--- Begin Source ---
# Wheel sealants/waxes



## P4ULT (Apr 6, 2007)

Hi

I have ordered a new set of wheels and was hoping to get some protection on them.

Previously used rim wax or poor boys but was looking for something a bit longer lasting that’s not to fussy to apply.

Easy to use seems to be race glaze. (Possibly not as long lasting as others)
G Tecnic C5 and Gyeon seem a bit fussy based on what I’ve read, especially as it is cold. Or am I wrong.


Have I missed anything, ideally looking for some real world advice.

Any recommendations welcome as I haven’t bought anything new for quite some time.


----------



## Andy from Sandy (May 6, 2011)

FK1000P

You can apply this in the cold. It is very easy to work with. It will last a good while.

After getting the wheels as clean as you can just give them a go over with a paint cleanser to remove any remaining cleaning chemicals.

I take your point on using coatings especially as they recommend a 12 to 24 hour curing when it is not supposed to get wet.


----------



## MBRuss (Apr 29, 2011)

What is FK1000P? A sealant?

I wonder if it's similar to Fussoz and if Fusso would work similarly? I know FK1000P says "high temp" on the pot, but I wonder if other sealants can also work fine under high temps.

Sent from my LYA-L09 using Tapatalk


----------



## AudiPhil (Aug 11, 2018)

FK1000P here, cheap, easy to apply, last's well (unless you start covering it in harsh chemicals)

Fusso will do a good a job too, the important thing is making sure the wheels are decontaminated and clean of oils before applying.


----------



## A&J (Mar 4, 2015)

I coat them with gyeon cancoat and it works great. 
You can also use carpro hydro2lite after every wash for a quick and easy application.


----------



## \Rian (Aug 23, 2017)

Just bite the bullet and apply c5 

When I got my new 3sdm 0.05's summer wheels I did it inside before fitting to the car

Remember wheels encounter high temperatures, acidic brake dust, salt from the road so waxes are useless.

Its easy to apply inside, wipe down with panel wipe and apply, leave for 12-24 hours then fit to the car.

You will be gratefull you did when you come to do wheels of detail I can promis


----------



## Brian1612 (Apr 5, 2015)
--- End Source ---
# Objectives:
**1.** In the wheel sealant thread, how long does the poster who recommends C5 say to leave it before fitting the wheels to the car?
**2.** Extend the thread on wheel sealants and waxes from the point where it stops.
--- Begin Source material ---
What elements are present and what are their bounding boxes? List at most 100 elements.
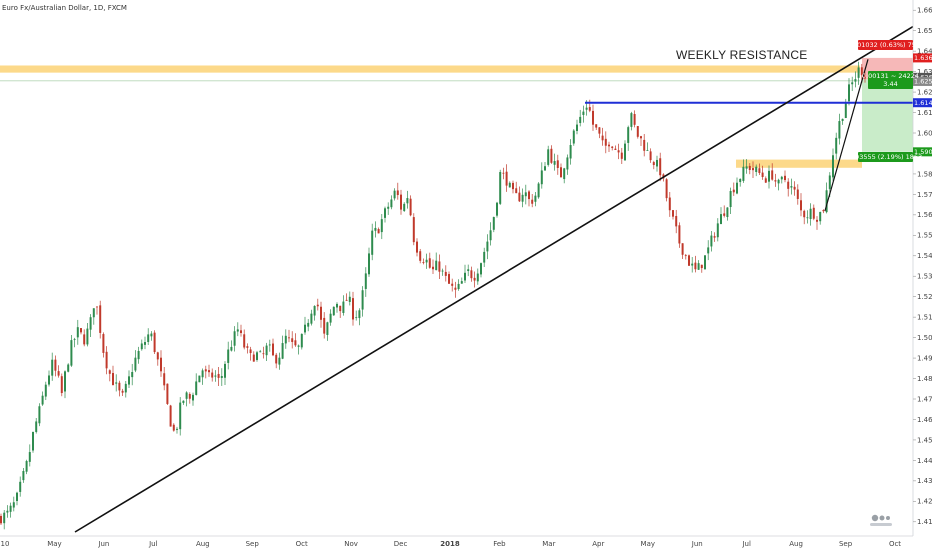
--- End Source material ---
# Task results:
**1.** 12 to 24 hours.

**2.**
I'd recommend Wowo's Crystal Sealant over any of the above non ceramic suggestions. It's easier to use than any paste product and durability wise will easily last 2-3 times longer than fk1000p (which was my preferred choice before Wowo's.)

A 500ml bottle is around £17 and application is as easy as misting 4-5 squirts over the alloy/caliper then wiping over the alloy before buffing away. Can do all 4 wheels in 5 minutes and it will last 7+ months at 300 miles per week in colder months as well. 

For wheels it is unbeatable imo unless you go down the ceramic coating route.

Sent from my SM-G950F using Tapatalk


----------



## roscopervis (Aug 22, 2006)

Brian1612 said:


> I'd recommend Wowo's Crystal Sealant over any of the above non ceramic suggestions. It's easier to use than any paste product and durability wise will easily last 2-3 times as longer than fk1000p (which was my preferred choice before Wowo's.)
> 
> A 500ml bottle is around £17 and application is as easy as misting 4-5 squirts over the alloy/caliper then wiping over the alloy before buffing away. Can do all 4 wheels in 5 minutes and it will last 7+ months at 300 miles per week in colder months as well.
> 
> ...


I agree.


----------



## Andy from Sandy (May 6, 2011)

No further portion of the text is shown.